[SOURCE MATERIAL]

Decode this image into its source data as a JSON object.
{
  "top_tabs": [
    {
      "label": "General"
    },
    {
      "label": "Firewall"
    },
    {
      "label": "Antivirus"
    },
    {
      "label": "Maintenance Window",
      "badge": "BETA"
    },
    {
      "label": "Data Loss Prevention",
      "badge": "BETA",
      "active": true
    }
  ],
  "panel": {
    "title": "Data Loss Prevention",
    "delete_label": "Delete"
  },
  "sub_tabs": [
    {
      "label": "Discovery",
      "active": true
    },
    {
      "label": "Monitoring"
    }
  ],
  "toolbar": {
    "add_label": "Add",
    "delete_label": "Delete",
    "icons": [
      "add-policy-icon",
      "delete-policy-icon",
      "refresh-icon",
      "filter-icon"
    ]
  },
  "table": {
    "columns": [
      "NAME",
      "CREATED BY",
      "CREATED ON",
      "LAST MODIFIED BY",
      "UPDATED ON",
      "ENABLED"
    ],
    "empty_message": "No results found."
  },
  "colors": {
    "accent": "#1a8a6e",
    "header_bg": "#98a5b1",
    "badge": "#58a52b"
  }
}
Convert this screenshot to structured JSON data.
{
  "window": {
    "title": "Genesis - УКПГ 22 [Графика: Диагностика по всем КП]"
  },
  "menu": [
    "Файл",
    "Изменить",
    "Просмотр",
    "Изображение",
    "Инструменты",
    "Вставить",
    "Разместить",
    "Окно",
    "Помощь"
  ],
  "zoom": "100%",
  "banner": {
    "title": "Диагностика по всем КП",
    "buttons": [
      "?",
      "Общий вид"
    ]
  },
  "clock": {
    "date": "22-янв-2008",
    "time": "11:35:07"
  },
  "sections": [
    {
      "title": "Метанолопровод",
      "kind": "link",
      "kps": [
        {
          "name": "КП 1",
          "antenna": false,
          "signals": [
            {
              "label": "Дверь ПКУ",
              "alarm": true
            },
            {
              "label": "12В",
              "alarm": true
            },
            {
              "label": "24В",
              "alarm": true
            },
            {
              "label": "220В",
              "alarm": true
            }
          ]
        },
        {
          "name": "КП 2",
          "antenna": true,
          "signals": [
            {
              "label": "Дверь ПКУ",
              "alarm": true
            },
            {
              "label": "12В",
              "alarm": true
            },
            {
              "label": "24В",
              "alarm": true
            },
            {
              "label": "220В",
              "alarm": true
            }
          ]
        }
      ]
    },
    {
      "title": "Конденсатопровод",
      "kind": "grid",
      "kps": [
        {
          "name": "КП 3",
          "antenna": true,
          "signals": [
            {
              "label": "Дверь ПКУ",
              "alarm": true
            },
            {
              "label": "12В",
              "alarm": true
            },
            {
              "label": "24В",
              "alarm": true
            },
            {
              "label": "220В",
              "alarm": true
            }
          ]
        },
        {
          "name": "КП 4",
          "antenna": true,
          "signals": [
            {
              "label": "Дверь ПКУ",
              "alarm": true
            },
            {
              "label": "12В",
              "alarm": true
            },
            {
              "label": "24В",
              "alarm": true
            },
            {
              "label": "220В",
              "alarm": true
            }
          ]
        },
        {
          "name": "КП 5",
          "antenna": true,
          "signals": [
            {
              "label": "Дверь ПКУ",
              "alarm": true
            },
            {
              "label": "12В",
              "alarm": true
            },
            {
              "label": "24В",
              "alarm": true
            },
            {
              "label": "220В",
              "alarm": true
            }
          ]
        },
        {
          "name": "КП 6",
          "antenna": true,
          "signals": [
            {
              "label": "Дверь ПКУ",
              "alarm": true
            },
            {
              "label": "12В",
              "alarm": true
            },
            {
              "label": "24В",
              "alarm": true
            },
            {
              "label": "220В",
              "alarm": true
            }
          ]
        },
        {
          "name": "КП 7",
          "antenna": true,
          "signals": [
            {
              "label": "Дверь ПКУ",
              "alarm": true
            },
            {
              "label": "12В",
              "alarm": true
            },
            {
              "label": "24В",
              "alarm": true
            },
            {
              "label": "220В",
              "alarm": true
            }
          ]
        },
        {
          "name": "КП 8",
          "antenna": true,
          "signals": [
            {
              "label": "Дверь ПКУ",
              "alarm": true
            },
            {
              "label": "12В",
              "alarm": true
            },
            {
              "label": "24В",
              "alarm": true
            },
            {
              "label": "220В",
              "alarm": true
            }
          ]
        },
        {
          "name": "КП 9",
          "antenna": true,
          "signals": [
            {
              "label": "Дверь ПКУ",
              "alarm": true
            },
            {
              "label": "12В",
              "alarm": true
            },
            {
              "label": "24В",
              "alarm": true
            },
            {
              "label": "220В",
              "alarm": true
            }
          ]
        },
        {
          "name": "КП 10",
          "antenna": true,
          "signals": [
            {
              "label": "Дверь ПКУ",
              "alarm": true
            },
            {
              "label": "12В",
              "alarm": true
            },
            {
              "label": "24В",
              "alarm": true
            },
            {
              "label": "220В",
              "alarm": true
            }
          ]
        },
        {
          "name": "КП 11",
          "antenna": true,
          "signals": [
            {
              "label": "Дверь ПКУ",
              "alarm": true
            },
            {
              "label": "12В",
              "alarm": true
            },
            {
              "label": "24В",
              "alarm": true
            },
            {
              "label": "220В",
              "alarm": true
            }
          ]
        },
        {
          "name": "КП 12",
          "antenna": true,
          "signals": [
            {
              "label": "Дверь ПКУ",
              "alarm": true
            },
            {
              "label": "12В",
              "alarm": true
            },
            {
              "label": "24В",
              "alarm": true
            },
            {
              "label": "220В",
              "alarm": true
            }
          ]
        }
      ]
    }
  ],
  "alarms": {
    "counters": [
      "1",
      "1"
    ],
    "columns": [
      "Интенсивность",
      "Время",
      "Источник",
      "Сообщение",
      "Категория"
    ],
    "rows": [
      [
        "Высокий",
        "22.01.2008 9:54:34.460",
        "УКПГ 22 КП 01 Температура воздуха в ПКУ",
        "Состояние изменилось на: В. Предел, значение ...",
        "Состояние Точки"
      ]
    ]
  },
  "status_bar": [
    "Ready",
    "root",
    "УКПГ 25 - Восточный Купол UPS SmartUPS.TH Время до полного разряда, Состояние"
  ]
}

[/SOURCE MATERIAL]

> _DESCRIPTION OF THE TASK_
Your answer should consist only of the number of lines in the entries above that include "УКПГ".

> _ANSWER FOR THE TASK_
3